[BEGIN DATA IN THIS EXERCISE]
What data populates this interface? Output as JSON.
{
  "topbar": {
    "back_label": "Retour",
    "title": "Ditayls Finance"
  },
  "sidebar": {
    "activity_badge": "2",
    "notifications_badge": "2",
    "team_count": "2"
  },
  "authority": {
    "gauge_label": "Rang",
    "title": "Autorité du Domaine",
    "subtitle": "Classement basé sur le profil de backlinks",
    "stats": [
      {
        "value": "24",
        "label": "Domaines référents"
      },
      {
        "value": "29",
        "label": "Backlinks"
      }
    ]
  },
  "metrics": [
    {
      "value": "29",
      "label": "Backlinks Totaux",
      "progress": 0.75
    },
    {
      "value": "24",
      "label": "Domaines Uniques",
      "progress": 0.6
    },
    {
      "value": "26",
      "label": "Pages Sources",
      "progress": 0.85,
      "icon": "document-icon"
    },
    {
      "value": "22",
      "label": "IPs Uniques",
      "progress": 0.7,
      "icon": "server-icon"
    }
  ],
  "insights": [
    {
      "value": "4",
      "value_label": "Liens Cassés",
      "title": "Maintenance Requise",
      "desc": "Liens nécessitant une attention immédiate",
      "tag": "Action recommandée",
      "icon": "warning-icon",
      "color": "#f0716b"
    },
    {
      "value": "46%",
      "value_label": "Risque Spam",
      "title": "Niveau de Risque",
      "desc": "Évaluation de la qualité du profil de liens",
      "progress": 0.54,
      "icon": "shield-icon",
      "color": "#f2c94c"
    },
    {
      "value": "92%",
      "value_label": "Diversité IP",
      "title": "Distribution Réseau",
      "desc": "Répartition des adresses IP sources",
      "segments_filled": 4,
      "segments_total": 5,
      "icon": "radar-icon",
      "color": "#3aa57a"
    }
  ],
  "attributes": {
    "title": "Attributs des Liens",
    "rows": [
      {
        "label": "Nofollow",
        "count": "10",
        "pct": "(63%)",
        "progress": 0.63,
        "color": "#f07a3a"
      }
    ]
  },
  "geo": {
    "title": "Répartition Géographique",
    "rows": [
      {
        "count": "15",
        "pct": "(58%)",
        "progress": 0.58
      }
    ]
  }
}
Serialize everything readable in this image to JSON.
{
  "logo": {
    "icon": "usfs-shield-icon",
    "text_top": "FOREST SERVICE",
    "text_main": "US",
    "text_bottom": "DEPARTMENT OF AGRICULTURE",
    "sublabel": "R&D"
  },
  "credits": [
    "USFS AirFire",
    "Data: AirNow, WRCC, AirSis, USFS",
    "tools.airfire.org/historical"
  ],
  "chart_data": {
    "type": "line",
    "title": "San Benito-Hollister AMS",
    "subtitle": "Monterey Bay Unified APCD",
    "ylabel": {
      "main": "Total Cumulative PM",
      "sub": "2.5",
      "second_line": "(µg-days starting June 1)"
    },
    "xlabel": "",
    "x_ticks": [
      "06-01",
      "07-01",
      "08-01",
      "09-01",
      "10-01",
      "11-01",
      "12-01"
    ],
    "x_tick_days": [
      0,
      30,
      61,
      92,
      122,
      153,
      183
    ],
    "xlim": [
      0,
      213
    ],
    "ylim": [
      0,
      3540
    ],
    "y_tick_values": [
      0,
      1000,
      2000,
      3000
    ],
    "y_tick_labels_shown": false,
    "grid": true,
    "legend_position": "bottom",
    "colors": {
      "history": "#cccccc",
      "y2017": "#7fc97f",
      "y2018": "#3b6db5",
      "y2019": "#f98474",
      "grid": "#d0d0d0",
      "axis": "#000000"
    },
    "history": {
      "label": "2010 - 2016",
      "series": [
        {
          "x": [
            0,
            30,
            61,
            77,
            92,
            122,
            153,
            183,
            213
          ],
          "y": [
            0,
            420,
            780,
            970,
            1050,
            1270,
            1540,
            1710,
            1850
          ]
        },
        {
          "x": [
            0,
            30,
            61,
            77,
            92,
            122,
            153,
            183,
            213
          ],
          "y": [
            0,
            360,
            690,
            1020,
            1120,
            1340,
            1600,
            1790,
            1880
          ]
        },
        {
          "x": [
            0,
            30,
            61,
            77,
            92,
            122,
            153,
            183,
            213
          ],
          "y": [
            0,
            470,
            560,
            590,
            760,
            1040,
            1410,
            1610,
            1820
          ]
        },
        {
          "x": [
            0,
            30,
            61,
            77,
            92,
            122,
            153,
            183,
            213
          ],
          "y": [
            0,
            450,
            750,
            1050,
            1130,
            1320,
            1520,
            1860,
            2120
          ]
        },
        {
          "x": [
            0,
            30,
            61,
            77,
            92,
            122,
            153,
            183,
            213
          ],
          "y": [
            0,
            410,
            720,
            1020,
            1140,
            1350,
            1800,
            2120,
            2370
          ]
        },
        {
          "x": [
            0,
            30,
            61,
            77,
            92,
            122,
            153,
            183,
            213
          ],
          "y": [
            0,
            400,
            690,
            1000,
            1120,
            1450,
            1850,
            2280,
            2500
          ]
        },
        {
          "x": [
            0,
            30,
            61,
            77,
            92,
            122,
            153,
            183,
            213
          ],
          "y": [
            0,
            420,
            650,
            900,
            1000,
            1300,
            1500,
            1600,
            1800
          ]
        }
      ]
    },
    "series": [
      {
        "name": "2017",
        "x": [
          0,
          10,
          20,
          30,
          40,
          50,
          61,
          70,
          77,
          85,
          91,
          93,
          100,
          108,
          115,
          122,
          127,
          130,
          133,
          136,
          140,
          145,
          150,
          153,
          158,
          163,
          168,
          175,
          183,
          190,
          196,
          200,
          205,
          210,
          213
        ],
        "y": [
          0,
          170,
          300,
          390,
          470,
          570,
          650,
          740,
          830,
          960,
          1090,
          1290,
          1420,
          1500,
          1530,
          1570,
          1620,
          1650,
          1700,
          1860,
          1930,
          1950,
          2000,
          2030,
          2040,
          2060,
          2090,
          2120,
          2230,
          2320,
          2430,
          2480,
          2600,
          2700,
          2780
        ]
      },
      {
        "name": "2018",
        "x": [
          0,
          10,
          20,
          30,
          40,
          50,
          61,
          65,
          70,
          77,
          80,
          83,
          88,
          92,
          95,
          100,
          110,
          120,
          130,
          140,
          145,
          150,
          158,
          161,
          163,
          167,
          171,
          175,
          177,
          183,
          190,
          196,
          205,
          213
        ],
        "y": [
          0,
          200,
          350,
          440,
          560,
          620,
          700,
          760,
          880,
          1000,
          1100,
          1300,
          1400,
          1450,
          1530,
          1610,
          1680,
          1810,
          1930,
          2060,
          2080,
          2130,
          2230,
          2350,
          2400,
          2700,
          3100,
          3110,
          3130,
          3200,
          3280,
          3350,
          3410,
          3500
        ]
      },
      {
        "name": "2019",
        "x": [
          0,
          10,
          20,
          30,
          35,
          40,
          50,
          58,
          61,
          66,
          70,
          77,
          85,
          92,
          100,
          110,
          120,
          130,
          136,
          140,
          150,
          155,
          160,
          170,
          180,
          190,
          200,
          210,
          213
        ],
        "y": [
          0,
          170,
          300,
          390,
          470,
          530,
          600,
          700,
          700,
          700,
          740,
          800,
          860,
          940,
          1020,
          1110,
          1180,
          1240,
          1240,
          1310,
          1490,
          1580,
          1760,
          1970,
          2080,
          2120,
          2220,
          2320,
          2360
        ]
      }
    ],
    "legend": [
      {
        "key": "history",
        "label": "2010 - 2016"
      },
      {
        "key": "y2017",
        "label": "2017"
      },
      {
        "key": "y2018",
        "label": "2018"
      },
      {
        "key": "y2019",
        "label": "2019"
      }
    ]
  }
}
[END DATA IN THIS EXERCISE]
INSTRUCTIONS TO FOLLOW
Determine how many lines include the string "Domaines". Give no answer but the number.

REPLY TO THE TASK
2